• _YOUR GOAL_: Output the material beneath exactly, leaving nothing out.

begin ENTRIES SUPPLIED

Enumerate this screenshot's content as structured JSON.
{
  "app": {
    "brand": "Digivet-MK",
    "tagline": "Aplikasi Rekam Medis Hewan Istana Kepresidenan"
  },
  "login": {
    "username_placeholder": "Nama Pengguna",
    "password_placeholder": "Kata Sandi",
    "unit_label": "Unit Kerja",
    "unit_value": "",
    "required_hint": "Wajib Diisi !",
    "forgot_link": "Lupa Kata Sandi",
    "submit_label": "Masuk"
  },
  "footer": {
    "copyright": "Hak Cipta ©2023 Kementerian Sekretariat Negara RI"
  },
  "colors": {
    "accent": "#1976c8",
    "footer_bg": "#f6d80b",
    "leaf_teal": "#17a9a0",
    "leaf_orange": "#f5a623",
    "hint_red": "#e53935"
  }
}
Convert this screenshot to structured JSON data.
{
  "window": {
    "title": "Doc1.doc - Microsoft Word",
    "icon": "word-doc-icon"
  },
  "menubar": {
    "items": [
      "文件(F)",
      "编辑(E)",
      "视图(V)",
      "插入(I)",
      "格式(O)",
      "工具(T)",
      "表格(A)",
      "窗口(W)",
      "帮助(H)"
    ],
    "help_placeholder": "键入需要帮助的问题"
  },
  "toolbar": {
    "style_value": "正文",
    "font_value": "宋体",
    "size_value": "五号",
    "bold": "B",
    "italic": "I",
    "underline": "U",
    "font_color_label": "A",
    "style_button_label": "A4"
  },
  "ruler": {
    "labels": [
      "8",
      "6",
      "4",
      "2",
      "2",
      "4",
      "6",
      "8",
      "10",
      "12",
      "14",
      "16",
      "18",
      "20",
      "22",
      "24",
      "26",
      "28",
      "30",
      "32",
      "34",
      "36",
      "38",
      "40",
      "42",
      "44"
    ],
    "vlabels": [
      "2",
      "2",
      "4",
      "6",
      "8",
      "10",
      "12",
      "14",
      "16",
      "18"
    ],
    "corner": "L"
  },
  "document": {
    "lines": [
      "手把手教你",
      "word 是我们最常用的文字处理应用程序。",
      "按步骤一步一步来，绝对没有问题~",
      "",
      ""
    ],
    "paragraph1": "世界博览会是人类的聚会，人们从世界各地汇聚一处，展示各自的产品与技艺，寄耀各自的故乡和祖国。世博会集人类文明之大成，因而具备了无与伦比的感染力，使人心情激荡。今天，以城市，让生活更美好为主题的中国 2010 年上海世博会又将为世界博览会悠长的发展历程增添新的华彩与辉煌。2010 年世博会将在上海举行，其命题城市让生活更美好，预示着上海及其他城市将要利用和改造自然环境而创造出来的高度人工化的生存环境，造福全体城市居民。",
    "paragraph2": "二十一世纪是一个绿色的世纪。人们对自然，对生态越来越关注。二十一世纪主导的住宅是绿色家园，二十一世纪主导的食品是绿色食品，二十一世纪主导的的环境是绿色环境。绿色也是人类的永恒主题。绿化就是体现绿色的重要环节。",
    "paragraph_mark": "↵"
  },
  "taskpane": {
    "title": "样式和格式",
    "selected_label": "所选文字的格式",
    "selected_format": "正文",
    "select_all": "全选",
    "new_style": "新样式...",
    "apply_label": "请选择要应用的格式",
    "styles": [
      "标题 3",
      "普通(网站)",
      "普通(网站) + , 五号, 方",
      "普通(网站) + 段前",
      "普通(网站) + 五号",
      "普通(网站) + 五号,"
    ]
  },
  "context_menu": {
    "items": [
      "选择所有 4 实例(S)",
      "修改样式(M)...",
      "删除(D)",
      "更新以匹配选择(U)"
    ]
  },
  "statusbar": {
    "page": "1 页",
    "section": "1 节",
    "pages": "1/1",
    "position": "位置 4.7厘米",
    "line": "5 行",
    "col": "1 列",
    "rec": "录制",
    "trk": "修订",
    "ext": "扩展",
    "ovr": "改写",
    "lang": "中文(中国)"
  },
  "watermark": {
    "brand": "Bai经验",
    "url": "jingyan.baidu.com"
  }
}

end ENTRIES SUPPLIED

• _CORRECT RESULT_:
Enumerate this screenshot's content as structured JSON.
{
  "app": {
    "brand": "Digivet-MK",
    "tagline": "Aplikasi Rekam Medis Hewan Istana Kepresidenan"
  },
  "login": {
    "username_placeholder": "Nama Pengguna",
    "password_placeholder": "Kata Sandi",
    "unit_label": "Unit Kerja",
    "unit_value": "",
    "required_hint": "Wajib Diisi !",
    "forgot_link": "Lupa Kata Sandi",
    "submit_label": "Masuk"
  },
  "footer": {
    "copyright": "Hak Cipta ©2023 Kementerian Sekretariat Negara RI"
  },
  "colors": {
    "accent": "#1976c8",
    "footer_bg": "#f6d80b",
    "leaf_teal": "#17a9a0",
    "leaf_orange": "#f5a623",
    "hint_red": "#e53935"
  }
}
Convert this screenshot to structured JSON data.
{
  "window": {
    "title": "Doc1.doc - Microsoft Word",
    "icon": "word-doc-icon"
  },
  "menubar": {
    "items": [
      "文件(F)",
      "编辑(E)",
      "视图(V)",
      "插入(I)",
      "格式(O)",
      "工具(T)",
      "表格(A)",
      "窗口(W)",
      "帮助(H)"
    ],
    "help_placeholder": "键入需要帮助的问题"
  },
  "toolbar": {
    "style_value": "正文",
    "font_value": "宋体",
    "size_value": "五号",
    "bold": "B",
    "italic": "I",
    "underline": "U",
    "font_color_label": "A",
    "style_button_label": "A4"
  },
  "ruler": {
    "labels": [
      "8",
      "6",
      "4",
      "2",
      "2",
      "4",
      "6",
      "8",
      "10",
      "12",
      "14",
      "16",
      "18",
      "20",
      "22",
      "24",
      "26",
      "28",
      "30",
      "32",
      "34",
      "36",
      "38",
      "40",
      "42",
      "44"
    ],
    "vlabels": [
      "2",
      "2",
      "4",
      "6",
      "8",
      "10",
      "12",
      "14",
      "16",
      "18"
    ],
    "corner": "L"
  },
  "document": {
    "lines": [
      "手把手教你",
      "word 是我们最常用的文字处理应用程序。",
      "按步骤一步一步来，绝对没有问题~",
      "",
      ""
    ],
    "paragraph1": "世界博览会是人类的聚会，人们从世界各地汇聚一处，展示各自的产品与技艺，寄耀各自的故乡和祖国。世博会集人类文明之大成，因而具备了无与伦比的感染力，使人心情激荡。今天，以城市，让生活更美好为主题的中国 2010 年上海世博会又将为世界博览会悠长的发展历程增添新的华彩与辉煌。2010 年世博会将在上海举行，其命题城市让生活更美好，预示着上海及其他城市将要利用和改造自然环境而创造出来的高度人工化的生存环境，造福全体城市居民。",
    "paragraph2": "二十一世纪是一个绿色的世纪。人们对自然，对生态越来越关注。二十一世纪主导的住宅是绿色家园，二十一世纪主导的食品是绿色食品，二十一世纪主导的的环境是绿色环境。绿色也是人类的永恒主题。绿化就是体现绿色的重要环节。",
    "paragraph_mark": "↵"
  },
  "taskpane": {
    "title": "样式和格式",
    "selected_label": "所选文字的格式",
    "selected_format": "正文",
    "select_all": "全选",
    "new_style": "新样式...",
    "apply_label": "请选择要应用的格式",
    "styles": [
      "标题 3",
      "普通(网站)",
      "普通(网站) + , 五号, 方",
      "普通(网站) + 段前",
      "普通(网站) + 五号",
      "普通(网站) + 五号,"
    ]
  },
  "context_menu": {
    "items": [
      "选择所有 4 实例(S)",
      "修改样式(M)...",
      "删除(D)",
      "更新以匹配选择(U)"
    ]
  },
  "statusbar": {
    "page": "1 页",
    "section": "1 节",
    "pages": "1/1",
    "position": "位置 4.7厘米",
    "line": "5 行",
    "col": "1 列",
    "rec": "录制",
    "trk": "修订",
    "ext": "扩展",
    "ovr": "改写",
    "lang": "中文(中国)"
  },
  "watermark": {
    "brand": "Bai经验",
    "url": "jingyan.baidu.com"
  }
}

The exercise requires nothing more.